> [Task brief] Reproduce the material word for word, beginning at its first line and stopping after the line that contains "page-number: 18 [378, 451, 488, 465]".

(Dataset rows)
┏━━

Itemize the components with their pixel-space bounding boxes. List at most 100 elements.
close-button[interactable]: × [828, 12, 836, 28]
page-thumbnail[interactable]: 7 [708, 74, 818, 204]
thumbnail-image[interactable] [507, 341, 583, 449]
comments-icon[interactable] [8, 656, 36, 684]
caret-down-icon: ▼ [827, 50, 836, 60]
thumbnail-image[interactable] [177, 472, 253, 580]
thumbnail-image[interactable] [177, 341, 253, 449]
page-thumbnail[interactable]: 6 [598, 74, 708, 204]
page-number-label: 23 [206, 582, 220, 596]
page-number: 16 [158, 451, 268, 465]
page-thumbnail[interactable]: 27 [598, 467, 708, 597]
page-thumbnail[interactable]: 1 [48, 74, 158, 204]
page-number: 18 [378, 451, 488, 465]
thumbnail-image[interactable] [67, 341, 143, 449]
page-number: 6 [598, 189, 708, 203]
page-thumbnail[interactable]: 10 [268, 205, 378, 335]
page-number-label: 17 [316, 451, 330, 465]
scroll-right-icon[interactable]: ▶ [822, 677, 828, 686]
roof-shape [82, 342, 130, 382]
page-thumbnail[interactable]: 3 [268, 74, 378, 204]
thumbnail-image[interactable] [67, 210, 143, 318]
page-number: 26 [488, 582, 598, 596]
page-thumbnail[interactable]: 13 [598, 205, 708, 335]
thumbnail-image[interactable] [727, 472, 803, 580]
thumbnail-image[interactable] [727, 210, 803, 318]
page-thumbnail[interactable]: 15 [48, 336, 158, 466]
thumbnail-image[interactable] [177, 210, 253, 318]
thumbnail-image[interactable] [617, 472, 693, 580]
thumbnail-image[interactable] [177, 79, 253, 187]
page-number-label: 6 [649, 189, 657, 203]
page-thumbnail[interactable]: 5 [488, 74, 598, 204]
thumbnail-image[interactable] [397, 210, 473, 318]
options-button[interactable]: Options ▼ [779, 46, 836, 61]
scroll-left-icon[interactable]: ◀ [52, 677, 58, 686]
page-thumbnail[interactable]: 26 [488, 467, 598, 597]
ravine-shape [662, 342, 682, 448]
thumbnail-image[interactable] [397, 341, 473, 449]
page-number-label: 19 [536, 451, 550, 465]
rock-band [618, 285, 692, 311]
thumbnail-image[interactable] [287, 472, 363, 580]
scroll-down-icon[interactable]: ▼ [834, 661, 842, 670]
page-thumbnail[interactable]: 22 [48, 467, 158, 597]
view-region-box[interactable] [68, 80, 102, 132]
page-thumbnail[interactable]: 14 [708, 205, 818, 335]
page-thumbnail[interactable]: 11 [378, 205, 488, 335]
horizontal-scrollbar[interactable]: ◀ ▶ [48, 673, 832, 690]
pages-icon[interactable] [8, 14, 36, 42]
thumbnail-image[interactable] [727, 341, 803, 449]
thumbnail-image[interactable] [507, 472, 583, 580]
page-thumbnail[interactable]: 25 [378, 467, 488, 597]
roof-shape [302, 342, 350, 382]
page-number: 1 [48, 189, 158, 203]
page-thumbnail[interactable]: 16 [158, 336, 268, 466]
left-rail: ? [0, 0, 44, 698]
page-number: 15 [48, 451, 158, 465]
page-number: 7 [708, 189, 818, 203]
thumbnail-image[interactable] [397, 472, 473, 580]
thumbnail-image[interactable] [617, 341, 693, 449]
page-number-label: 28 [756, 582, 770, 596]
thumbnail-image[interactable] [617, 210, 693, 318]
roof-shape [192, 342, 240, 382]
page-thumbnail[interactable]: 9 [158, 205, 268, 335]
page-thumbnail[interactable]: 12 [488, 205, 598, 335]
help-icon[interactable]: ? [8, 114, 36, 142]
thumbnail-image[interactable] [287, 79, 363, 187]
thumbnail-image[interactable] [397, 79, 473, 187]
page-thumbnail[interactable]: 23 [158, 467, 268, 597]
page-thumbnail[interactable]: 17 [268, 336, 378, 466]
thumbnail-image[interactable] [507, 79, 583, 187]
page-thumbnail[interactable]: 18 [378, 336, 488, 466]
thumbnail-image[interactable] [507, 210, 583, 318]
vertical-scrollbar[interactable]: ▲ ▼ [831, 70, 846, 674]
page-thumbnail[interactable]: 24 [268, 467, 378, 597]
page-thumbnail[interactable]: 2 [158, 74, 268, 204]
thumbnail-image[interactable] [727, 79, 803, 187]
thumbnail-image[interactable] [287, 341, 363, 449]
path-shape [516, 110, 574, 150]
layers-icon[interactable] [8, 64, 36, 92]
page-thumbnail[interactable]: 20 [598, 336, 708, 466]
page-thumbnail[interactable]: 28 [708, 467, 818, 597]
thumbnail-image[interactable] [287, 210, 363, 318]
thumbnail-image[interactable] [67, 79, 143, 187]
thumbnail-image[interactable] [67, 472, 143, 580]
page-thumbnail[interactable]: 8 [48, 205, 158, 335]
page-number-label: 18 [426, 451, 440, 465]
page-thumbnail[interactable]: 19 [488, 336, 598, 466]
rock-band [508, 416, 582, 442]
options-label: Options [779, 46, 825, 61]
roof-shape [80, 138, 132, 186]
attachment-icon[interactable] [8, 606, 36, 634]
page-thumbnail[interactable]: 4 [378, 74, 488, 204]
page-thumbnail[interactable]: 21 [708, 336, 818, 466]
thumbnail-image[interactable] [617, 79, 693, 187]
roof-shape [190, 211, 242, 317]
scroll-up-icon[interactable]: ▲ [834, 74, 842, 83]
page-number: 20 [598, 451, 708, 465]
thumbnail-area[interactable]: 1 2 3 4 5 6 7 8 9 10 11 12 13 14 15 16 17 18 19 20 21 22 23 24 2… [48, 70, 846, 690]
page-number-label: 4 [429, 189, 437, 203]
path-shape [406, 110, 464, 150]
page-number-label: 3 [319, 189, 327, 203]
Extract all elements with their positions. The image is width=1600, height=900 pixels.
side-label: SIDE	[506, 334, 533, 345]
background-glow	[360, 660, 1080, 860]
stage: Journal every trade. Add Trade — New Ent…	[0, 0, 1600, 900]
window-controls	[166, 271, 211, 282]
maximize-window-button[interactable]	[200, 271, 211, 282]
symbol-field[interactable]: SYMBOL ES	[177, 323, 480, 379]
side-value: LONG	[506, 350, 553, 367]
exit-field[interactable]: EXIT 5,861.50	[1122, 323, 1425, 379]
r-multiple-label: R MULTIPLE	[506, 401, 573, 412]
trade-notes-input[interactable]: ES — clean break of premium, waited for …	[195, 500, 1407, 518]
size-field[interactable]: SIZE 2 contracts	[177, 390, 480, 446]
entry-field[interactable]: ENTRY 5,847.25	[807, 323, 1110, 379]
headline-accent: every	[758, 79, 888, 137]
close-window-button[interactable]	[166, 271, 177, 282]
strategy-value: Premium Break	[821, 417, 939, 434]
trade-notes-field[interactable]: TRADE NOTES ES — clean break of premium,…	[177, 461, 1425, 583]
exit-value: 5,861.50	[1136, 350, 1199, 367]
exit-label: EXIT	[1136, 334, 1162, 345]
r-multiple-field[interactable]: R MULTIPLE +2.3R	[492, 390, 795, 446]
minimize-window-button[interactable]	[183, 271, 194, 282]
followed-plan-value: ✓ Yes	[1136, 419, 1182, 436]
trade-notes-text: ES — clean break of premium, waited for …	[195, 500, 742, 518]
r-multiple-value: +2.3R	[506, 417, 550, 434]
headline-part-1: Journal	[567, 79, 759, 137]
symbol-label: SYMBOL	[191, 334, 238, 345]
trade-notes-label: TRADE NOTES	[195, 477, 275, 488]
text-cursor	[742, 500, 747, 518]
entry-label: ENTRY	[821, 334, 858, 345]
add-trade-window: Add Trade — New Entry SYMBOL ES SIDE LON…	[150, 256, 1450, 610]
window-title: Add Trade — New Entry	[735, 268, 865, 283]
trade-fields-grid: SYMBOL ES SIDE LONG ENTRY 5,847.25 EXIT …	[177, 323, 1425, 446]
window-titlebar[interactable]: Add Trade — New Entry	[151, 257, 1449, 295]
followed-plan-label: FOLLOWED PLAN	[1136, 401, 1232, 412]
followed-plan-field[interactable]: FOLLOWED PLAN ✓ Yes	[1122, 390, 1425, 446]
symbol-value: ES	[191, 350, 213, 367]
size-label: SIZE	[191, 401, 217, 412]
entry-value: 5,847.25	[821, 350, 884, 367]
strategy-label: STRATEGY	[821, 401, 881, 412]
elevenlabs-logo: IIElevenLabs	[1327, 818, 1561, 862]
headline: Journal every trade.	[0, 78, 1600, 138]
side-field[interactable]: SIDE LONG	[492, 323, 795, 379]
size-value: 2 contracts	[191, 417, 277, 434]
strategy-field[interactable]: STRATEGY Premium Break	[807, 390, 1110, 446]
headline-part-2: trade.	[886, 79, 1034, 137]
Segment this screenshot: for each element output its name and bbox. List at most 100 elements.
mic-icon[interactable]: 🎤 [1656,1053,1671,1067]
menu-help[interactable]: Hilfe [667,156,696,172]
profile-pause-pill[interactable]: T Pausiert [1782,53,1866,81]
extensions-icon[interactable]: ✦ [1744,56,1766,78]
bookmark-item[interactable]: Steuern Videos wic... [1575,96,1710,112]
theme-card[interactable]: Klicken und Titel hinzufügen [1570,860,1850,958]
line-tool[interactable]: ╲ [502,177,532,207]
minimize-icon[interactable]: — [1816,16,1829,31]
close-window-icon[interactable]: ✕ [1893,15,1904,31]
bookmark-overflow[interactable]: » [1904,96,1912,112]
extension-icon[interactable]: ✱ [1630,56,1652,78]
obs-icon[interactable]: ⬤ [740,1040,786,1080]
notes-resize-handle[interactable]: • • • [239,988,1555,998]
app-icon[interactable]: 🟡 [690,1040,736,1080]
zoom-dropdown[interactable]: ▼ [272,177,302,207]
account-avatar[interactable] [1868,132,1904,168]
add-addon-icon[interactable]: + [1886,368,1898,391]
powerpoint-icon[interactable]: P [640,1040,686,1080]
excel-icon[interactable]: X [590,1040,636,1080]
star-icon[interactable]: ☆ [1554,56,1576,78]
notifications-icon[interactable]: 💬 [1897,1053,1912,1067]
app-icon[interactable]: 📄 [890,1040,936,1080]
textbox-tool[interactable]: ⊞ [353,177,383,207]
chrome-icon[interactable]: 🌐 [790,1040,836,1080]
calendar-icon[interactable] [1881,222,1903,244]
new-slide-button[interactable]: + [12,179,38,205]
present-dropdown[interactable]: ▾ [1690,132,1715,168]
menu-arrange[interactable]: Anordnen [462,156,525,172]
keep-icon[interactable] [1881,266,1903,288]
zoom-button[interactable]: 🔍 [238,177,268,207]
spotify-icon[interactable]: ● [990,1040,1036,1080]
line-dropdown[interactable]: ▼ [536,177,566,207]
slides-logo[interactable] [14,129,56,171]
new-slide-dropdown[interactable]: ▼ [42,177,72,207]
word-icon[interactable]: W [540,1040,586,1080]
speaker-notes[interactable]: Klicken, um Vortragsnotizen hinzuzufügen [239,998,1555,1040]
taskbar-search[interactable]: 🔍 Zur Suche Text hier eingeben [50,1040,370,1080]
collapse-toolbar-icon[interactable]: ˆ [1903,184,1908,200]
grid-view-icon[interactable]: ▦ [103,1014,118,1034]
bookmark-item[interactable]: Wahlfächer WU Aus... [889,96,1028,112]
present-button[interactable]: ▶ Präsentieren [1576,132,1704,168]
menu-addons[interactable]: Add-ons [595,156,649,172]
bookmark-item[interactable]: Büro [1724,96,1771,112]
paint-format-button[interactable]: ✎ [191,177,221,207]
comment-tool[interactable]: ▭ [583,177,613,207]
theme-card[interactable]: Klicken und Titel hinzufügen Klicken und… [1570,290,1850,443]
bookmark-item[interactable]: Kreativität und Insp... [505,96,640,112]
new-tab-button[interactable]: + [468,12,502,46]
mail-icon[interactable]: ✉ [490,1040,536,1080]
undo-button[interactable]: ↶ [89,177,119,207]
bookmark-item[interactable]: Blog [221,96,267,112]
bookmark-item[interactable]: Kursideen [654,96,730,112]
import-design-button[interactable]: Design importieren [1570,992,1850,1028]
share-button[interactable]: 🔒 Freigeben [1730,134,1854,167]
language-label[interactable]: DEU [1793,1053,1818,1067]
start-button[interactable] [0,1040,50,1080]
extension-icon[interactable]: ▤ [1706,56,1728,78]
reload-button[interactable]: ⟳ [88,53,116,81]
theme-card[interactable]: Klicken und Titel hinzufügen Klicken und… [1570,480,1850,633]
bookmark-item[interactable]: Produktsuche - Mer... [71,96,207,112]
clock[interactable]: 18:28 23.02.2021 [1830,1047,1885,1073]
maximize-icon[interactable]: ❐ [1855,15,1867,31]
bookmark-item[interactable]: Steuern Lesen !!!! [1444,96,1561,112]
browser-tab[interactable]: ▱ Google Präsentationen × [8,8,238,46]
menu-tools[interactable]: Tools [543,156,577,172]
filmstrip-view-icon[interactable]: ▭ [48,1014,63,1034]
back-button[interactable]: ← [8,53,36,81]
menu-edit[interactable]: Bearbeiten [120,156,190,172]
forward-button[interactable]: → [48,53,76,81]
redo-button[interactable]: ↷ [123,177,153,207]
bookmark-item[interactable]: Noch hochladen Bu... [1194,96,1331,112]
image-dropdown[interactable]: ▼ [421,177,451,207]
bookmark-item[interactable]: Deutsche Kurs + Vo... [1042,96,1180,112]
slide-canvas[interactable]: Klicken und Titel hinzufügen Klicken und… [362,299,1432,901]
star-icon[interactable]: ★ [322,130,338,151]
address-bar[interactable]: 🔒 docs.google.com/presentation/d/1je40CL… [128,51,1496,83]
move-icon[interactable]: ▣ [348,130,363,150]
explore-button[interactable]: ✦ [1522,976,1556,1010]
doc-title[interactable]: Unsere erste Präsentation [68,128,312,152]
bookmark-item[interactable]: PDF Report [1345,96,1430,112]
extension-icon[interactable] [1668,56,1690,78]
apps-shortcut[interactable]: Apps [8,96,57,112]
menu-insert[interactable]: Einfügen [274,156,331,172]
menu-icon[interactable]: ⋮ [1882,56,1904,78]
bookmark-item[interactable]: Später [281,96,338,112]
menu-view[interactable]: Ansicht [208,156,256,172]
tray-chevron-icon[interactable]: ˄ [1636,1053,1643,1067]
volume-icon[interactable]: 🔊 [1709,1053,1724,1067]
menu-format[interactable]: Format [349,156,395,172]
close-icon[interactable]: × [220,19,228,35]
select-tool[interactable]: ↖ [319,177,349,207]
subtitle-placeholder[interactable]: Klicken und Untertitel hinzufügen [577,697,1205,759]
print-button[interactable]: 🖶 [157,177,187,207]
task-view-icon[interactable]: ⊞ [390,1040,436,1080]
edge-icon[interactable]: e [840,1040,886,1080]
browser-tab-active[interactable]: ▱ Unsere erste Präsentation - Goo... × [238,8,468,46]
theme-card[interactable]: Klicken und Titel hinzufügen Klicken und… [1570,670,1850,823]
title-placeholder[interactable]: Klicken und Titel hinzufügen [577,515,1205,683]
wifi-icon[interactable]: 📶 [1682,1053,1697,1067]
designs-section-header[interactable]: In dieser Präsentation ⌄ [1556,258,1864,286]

┗━━

> [Result for this task]
Itemize the components with their pixel-space bounding boxes. List at most 100 elements.
close-button[interactable]: × [828, 12, 836, 28]
page-thumbnail[interactable]: 7 [708, 74, 818, 204]
thumbnail-image[interactable] [507, 341, 583, 449]
comments-icon[interactable] [8, 656, 36, 684]
caret-down-icon: ▼ [827, 50, 836, 60]
thumbnail-image[interactable] [177, 472, 253, 580]
thumbnail-image[interactable] [177, 341, 253, 449]
page-thumbnail[interactable]: 6 [598, 74, 708, 204]
page-number-label: 23 [206, 582, 220, 596]
page-number: 16 [158, 451, 268, 465]
page-thumbnail[interactable]: 27 [598, 467, 708, 597]
page-thumbnail[interactable]: 1 [48, 74, 158, 204]
page-number: 18 [378, 451, 488, 465]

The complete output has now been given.